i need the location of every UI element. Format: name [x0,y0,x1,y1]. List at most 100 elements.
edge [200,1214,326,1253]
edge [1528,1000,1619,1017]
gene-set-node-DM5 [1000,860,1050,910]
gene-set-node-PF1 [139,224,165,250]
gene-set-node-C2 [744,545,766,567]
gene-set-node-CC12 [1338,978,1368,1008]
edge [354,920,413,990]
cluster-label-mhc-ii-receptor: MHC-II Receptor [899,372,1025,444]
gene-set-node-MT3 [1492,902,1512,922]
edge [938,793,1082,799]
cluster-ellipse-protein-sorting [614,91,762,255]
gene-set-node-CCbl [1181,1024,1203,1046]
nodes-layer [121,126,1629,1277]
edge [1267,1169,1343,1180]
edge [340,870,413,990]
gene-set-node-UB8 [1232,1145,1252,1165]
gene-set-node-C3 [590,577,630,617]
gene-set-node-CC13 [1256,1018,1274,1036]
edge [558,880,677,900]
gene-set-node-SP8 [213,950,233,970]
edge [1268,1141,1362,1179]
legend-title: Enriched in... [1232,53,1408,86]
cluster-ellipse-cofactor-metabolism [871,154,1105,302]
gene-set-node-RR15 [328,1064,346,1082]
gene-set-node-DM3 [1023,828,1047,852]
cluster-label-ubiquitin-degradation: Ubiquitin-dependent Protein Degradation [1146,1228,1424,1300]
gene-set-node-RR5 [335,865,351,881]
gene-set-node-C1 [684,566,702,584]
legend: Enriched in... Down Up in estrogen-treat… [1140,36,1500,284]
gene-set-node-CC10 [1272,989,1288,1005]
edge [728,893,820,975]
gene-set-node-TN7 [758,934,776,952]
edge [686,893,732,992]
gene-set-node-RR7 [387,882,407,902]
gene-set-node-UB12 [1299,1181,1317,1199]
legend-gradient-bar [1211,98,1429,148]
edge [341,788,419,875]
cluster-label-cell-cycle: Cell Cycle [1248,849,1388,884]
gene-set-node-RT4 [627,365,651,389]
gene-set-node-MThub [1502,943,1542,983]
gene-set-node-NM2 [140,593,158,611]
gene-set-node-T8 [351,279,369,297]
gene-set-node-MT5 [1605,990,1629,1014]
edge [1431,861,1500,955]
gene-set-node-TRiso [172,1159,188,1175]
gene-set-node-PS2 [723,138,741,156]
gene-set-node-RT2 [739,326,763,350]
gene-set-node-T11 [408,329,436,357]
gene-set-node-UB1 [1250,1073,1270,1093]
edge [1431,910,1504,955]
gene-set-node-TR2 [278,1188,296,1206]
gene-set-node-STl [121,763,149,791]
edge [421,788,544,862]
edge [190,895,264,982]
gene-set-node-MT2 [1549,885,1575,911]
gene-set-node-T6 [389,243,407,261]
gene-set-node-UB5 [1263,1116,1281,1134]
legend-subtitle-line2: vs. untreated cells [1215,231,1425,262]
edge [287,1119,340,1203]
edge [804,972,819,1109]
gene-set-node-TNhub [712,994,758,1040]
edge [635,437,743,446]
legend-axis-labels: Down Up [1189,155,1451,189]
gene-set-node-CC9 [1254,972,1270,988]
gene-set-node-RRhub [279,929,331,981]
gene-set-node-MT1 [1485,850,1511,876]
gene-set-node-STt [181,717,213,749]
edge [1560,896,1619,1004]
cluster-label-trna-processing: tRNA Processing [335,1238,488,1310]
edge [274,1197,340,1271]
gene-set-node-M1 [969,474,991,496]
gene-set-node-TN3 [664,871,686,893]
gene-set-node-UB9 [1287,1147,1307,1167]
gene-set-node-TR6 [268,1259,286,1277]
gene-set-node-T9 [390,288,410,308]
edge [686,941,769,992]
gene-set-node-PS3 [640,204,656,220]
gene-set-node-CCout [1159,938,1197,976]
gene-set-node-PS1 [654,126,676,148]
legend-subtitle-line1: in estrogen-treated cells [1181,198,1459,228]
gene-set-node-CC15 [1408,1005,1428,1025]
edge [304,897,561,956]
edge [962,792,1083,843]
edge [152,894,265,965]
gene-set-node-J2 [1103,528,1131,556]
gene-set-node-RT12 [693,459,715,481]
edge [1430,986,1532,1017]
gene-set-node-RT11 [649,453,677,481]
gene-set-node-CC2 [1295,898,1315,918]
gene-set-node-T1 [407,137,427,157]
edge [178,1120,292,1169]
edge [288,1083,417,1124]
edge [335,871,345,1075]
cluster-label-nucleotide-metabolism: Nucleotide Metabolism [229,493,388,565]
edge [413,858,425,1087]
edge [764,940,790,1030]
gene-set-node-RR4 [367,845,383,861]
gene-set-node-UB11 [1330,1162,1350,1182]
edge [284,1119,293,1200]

== == ==

**What is needed:**
Scan the entries above and work out how many lines include the word "Down"; the reply is that number alone.

**Result of the task:**
2